=== Listed records ===
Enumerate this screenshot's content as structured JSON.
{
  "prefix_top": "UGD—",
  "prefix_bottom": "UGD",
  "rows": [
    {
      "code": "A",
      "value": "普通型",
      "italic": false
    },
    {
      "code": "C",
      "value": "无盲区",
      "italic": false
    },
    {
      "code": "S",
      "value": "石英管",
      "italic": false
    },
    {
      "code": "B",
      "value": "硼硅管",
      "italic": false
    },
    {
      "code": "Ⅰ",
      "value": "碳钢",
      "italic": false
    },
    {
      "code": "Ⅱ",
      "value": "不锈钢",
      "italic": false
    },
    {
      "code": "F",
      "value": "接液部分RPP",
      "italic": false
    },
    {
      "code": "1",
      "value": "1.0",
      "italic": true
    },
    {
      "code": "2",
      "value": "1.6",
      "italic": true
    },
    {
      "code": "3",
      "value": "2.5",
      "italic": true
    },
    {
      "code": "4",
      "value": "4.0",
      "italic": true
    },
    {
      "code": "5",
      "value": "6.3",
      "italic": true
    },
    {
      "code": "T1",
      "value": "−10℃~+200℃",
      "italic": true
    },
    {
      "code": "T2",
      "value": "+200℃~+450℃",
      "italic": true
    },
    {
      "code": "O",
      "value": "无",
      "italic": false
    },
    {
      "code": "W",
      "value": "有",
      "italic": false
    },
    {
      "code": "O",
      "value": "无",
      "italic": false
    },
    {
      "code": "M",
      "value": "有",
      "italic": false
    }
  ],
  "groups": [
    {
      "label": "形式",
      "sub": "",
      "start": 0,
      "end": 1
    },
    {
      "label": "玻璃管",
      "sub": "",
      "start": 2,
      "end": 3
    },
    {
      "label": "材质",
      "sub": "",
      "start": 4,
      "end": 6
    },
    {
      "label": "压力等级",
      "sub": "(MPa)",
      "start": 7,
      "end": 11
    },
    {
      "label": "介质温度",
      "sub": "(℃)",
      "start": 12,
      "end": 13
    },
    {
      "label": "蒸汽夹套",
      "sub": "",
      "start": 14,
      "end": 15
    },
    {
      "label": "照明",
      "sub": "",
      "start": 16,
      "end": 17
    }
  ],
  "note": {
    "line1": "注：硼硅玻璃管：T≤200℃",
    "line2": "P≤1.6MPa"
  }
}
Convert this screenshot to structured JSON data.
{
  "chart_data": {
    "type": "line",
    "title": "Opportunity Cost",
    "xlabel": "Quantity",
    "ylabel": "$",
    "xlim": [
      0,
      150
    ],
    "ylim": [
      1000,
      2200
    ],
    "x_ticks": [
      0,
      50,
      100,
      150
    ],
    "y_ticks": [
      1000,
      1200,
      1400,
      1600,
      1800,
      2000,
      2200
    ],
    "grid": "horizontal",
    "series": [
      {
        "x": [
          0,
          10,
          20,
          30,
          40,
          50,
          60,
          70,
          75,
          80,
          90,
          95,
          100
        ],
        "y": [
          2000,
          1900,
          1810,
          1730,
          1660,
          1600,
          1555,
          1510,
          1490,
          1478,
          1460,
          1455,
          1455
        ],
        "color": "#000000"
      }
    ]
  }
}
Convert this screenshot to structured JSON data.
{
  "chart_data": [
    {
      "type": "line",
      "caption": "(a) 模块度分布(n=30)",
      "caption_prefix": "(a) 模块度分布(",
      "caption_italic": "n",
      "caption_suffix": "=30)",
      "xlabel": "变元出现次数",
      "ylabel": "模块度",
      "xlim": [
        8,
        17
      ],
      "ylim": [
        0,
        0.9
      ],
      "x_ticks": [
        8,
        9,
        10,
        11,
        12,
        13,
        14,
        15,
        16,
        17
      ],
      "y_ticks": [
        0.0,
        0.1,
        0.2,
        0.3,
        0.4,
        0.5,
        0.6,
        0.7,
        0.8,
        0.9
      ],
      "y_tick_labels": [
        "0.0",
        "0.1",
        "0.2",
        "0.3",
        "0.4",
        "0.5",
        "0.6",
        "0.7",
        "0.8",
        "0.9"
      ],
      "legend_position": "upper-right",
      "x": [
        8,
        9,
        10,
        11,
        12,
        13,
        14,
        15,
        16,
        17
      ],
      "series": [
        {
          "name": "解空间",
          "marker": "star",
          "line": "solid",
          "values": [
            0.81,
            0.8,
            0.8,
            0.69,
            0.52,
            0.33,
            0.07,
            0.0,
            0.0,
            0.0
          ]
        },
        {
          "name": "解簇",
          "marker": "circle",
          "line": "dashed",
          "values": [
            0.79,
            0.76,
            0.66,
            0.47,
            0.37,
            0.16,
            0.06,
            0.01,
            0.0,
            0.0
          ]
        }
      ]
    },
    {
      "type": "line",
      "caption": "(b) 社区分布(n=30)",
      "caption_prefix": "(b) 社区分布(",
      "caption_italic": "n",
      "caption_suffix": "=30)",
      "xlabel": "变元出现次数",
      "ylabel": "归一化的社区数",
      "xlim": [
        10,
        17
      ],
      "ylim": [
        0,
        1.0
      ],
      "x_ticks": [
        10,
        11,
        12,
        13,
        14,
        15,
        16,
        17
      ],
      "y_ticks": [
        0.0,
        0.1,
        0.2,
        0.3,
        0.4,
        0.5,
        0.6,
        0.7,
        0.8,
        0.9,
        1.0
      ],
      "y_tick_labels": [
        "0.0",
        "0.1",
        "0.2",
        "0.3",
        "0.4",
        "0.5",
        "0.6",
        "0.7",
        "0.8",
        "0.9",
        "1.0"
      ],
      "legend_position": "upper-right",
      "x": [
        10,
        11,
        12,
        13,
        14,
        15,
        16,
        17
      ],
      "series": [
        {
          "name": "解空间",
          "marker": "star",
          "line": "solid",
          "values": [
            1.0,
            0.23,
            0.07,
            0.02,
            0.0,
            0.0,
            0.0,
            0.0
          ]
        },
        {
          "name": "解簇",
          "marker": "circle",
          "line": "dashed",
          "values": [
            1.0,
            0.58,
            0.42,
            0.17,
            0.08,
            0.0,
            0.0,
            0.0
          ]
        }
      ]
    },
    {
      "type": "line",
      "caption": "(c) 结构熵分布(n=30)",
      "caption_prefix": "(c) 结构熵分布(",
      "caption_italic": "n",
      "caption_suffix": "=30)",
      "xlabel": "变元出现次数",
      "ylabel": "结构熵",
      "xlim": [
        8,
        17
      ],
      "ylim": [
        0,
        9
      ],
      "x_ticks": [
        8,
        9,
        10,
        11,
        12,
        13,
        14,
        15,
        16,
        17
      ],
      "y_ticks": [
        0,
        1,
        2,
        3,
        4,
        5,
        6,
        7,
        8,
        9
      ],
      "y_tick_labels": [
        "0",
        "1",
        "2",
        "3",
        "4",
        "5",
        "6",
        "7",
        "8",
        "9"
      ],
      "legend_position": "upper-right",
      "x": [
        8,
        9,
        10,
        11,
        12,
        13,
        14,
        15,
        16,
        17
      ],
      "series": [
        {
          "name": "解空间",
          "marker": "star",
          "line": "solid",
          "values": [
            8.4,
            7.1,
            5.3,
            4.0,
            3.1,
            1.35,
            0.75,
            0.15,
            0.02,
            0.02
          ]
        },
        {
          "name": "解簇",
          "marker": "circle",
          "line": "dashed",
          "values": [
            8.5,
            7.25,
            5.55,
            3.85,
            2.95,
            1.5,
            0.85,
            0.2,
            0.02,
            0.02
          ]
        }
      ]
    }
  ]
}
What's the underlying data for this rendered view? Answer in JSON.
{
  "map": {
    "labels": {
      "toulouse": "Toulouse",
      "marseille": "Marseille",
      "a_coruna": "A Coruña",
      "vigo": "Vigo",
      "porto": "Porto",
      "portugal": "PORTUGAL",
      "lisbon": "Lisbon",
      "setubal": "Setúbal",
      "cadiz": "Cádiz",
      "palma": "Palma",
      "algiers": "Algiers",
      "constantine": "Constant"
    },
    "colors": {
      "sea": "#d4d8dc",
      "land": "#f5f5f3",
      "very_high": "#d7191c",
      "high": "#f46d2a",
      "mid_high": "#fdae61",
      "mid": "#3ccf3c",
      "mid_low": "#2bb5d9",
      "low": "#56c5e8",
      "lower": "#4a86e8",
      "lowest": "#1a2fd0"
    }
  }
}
===
#### Exercise goal
In the records above, how many lines contain the word "模块度分布"? Give the number alone.

#### Expected answer
2